■ **Stated problem**
Select every line containing the word "JSON" from the material, and copy those lines.

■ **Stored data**
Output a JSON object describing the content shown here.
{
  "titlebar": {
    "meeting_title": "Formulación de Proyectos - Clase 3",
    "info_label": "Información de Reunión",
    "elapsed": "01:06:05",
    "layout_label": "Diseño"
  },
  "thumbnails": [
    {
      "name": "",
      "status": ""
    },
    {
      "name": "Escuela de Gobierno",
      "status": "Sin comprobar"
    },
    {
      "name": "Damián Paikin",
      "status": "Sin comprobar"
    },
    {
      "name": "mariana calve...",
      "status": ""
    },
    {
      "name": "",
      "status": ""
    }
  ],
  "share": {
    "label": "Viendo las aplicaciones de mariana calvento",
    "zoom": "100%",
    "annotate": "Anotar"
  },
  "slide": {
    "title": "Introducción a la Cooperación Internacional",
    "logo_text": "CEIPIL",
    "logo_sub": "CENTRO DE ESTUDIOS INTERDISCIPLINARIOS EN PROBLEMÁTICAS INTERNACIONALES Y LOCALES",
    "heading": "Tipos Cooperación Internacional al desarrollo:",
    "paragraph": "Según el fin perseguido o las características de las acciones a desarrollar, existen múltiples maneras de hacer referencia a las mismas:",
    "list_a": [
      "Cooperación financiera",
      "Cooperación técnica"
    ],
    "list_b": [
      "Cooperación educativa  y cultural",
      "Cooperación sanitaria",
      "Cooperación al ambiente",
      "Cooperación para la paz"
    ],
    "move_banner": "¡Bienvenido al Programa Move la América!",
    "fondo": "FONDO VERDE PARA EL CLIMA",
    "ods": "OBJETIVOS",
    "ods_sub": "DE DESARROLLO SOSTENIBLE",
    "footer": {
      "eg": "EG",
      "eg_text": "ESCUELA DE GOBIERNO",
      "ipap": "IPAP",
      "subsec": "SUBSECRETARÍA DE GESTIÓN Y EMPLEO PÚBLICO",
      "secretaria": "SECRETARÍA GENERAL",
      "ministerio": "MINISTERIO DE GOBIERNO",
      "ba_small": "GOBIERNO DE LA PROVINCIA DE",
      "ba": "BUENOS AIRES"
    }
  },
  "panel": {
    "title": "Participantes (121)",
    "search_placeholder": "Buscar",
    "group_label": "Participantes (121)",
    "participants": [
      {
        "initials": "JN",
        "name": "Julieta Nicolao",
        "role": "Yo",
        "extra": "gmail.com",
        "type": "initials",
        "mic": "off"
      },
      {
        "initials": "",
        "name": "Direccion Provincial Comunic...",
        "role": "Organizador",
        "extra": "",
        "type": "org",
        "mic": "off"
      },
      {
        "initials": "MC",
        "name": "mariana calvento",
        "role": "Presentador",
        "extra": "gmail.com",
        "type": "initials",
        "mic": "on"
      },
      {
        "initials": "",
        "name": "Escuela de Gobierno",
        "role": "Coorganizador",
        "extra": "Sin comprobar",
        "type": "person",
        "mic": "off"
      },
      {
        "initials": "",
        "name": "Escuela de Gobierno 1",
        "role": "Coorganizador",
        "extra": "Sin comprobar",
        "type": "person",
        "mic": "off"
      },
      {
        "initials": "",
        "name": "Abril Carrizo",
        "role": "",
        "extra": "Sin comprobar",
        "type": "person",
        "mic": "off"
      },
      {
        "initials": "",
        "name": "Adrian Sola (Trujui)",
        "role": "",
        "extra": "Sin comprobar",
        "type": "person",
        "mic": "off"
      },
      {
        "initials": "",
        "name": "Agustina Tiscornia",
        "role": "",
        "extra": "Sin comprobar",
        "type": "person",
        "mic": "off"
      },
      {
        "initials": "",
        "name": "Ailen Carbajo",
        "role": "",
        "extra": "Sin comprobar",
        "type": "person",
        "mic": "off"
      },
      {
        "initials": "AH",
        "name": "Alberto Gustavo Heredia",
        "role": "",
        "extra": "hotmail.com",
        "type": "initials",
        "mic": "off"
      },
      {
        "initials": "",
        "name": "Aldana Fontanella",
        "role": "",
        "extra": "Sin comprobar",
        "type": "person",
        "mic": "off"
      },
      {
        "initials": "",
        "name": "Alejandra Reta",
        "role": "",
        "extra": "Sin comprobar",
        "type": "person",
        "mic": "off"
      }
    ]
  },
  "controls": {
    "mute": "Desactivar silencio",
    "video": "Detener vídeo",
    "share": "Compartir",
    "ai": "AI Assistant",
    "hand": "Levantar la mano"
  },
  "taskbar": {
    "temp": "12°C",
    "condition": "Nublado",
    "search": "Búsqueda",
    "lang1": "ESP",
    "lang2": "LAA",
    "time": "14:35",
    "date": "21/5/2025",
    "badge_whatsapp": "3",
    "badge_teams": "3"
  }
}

* * *

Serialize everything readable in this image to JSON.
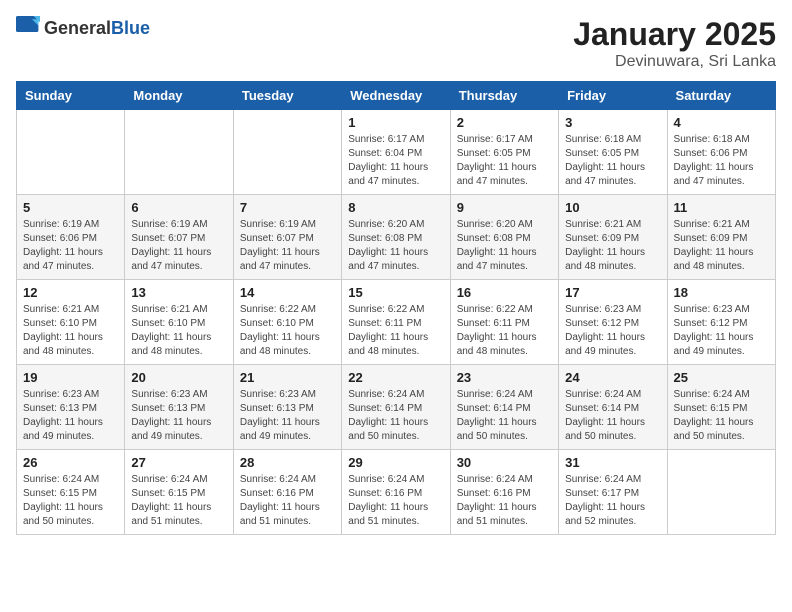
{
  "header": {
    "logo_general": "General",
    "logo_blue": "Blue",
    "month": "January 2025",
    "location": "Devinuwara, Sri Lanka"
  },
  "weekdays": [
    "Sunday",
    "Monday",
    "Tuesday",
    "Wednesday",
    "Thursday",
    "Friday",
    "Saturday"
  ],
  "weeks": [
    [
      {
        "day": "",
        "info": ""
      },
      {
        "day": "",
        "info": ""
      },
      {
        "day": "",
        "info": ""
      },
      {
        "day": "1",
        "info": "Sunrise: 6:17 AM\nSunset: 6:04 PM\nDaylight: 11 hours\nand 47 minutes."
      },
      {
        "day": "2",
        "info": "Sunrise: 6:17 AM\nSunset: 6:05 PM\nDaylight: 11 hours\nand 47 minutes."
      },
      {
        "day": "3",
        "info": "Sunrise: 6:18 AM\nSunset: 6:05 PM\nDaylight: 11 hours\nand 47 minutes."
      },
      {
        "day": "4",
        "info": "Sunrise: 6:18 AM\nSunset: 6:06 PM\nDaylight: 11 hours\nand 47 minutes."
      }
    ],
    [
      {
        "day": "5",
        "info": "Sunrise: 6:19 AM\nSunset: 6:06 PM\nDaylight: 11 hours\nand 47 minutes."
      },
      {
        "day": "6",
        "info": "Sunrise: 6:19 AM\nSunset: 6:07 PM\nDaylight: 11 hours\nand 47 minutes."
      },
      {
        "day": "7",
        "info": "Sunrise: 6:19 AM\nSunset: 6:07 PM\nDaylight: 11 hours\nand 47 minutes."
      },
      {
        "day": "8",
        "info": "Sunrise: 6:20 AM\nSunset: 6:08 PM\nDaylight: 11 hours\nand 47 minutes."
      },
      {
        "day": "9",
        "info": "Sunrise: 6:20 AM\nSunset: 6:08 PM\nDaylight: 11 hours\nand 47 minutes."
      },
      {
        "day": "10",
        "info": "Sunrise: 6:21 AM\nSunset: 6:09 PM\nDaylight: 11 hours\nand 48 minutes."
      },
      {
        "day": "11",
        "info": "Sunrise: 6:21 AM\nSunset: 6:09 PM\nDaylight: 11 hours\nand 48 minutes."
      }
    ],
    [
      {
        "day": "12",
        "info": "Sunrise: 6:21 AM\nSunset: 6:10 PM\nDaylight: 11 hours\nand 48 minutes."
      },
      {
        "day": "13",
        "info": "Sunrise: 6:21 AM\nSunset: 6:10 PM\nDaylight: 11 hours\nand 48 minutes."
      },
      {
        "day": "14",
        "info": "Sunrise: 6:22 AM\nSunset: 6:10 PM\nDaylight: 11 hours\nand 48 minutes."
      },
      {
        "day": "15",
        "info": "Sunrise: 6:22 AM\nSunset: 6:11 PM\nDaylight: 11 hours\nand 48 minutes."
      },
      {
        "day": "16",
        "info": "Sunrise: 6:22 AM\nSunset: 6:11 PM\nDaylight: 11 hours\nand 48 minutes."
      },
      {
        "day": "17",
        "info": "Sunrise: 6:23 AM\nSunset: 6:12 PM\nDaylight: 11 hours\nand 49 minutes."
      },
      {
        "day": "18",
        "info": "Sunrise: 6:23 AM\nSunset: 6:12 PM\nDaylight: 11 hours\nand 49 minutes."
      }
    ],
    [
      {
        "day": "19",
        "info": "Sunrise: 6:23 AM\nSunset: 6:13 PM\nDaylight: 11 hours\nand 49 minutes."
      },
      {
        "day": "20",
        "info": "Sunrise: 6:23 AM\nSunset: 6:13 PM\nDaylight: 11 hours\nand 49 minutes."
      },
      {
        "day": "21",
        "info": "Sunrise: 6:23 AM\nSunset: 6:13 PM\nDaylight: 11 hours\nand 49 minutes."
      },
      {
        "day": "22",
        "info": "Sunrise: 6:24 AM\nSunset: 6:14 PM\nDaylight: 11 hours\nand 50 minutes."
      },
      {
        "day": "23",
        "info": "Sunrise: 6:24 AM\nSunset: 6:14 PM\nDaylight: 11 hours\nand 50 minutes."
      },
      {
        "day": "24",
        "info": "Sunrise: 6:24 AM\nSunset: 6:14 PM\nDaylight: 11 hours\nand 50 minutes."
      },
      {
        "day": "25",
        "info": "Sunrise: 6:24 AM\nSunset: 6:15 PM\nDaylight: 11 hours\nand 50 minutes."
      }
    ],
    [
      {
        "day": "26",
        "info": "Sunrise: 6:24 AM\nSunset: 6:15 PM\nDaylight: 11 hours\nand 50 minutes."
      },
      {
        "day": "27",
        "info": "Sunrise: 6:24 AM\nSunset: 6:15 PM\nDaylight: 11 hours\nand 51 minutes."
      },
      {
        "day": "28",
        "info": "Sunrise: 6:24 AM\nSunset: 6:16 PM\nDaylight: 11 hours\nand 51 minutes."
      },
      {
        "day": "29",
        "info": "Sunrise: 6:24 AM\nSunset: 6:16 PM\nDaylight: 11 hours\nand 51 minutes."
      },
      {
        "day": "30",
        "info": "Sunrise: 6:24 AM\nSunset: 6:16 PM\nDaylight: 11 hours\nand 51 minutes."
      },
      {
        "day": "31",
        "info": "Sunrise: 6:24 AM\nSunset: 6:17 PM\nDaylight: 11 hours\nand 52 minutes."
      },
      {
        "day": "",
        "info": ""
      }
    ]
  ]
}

■ **Response to the task**
Output a JSON object describing the content shown here.
Serialize everything readable in this image to JSON.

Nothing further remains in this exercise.